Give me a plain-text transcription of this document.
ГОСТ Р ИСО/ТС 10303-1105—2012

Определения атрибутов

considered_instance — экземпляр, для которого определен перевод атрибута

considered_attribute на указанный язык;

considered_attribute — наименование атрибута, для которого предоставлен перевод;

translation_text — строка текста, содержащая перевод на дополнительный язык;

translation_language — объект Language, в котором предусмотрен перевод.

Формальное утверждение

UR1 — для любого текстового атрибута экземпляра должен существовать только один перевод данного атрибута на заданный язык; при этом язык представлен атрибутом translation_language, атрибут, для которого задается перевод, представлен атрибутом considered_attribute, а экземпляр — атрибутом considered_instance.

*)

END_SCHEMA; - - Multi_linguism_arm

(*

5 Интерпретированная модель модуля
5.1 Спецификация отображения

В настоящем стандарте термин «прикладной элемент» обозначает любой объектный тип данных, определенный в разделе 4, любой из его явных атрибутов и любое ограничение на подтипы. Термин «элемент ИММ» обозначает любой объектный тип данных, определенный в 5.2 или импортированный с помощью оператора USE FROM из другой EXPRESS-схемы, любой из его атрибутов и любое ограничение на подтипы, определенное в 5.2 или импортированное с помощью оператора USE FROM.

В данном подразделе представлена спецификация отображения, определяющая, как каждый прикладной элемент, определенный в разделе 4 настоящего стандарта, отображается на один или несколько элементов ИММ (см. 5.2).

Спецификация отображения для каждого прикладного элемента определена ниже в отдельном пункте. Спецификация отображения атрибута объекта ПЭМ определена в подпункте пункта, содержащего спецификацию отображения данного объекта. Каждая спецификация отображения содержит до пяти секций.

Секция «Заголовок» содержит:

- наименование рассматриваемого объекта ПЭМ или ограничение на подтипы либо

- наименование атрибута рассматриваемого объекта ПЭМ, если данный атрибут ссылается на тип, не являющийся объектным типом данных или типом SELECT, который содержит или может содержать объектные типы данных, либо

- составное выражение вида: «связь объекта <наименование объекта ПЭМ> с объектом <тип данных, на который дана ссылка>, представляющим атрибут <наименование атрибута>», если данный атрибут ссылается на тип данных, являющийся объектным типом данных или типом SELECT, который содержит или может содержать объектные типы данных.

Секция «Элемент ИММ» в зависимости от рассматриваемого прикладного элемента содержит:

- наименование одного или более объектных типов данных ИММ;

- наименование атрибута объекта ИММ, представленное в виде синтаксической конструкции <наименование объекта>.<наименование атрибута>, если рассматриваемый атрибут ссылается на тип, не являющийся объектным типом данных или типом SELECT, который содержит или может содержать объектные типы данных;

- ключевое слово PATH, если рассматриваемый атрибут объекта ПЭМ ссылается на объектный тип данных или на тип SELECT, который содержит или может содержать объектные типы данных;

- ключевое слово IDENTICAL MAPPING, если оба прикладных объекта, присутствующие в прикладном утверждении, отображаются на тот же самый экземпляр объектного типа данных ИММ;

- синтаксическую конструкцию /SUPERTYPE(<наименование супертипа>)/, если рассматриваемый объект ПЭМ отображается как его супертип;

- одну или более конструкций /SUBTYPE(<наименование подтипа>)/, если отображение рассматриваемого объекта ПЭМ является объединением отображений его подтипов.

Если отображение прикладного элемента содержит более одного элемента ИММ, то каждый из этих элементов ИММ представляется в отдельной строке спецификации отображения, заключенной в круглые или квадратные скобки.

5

---

> Goal: Give the records above again, word for word.

> Answer:
Give me a plain-text transcription of this document.
ГОСТ Р ИСО/ТС 10303-1105—2012

Определения атрибутов

considered_instance — экземпляр, для которого определен перевод атрибута

considered_attribute на указанный язык;

considered_attribute — наименование атрибута, для которого предоставлен перевод;

translation_text — строка текста, содержащая перевод на дополнительный язык;

translation_language — объект Language, в котором предусмотрен перевод.

Формальное утверждение

UR1 — для любого текстового атрибута экземпляра должен существовать только один перевод данного атрибута на заданный язык; при этом язык представлен атрибутом translation_language, атрибут, для которого задается перевод, представлен атрибутом considered_attribute, а экземпляр — атрибутом considered_instance.

*)

END_SCHEMA; - - Multi_linguism_arm

(*

5 Интерпретированная модель модуля
5.1 Спецификация отображения

В настоящем стандарте термин «прикладной элемент» обозначает любой объектный тип данных, определенный в разделе 4, любой из его явных атрибутов и любое ограничение на подтипы. Термин «элемент ИММ» обозначает любой объектный тип данных, определенный в 5.2 или импортированный с помощью оператора USE FROM из другой EXPRESS-схемы, любой из его атрибутов и любое ограничение на подтипы, определенное в 5.2 или импортированное с помощью оператора USE FROM.

В данном подразделе представлена спецификация отображения, определяющая, как каждый прикладной элемент, определенный в разделе 4 настоящего стандарта, отображается на один или несколько элементов ИММ (см. 5.2).

Спецификация отображения для каждого прикладного элемента определена ниже в отдельном пункте. Спецификация отображения атрибута объекта ПЭМ определена в подпункте пункта, содержащего спецификацию отображения данного объекта. Каждая спецификация отображения содержит до пяти секций.

Секция «Заголовок» содержит:

- наименование рассматриваемого объекта ПЭМ или ограничение на подтипы либо

- наименование атрибута рассматриваемого объекта ПЭМ, если данный атрибут ссылается на тип, не являющийся объектным типом данных или типом SELECT, который содержит или может содержать объектные типы данных, либо

- составное выражение вида: «связь объекта <наименование объекта ПЭМ> с объектом <тип данных, на который дана ссылка>, представляющим атрибут <наименование атрибута>», если данный атрибут ссылается на тип данных, являющийся объектным типом данных или типом SELECT, который содержит или может содержать объектные типы данных.

Секция «Элемент ИММ» в зависимости от рассматриваемого прикладного элемента содержит:

- наименование одного или более объектных типов данных ИММ;

- наименование атрибута объекта ИММ, представленное в виде синтаксической конструкции <наименование объекта>.<наименование атрибута>, если рассматриваемый атрибут ссылается на тип, не являющийся объектным типом данных или типом SELECT, который содержит или может содержать объектные типы данных;

- ключевое слово PATH, если рассматриваемый атрибут объекта ПЭМ ссылается на объектный тип данных или на тип SELECT, который содержит или может содержать объектные типы данных;

- ключевое слово IDENTICAL MAPPING, если оба прикладных объекта, присутствующие в прикладном утверждении, отображаются на тот же самый экземпляр объектного типа данных ИММ;

- синтаксическую конструкцию /SUPERTYPE(<наименование супертипа>)/, если рассматриваемый объект ПЭМ отображается как его супертип;

- одну или более конструкций /SUBTYPE(<наименование подтипа>)/, если отображение рассматриваемого объекта ПЭМ является объединением отображений его подтипов.

Если отображение прикладного элемента содержит более одного элемента ИММ, то каждый из этих элементов ИММ представляется в отдельной строке спецификации отображения, заключенной в круглые или квадратные скобки.

5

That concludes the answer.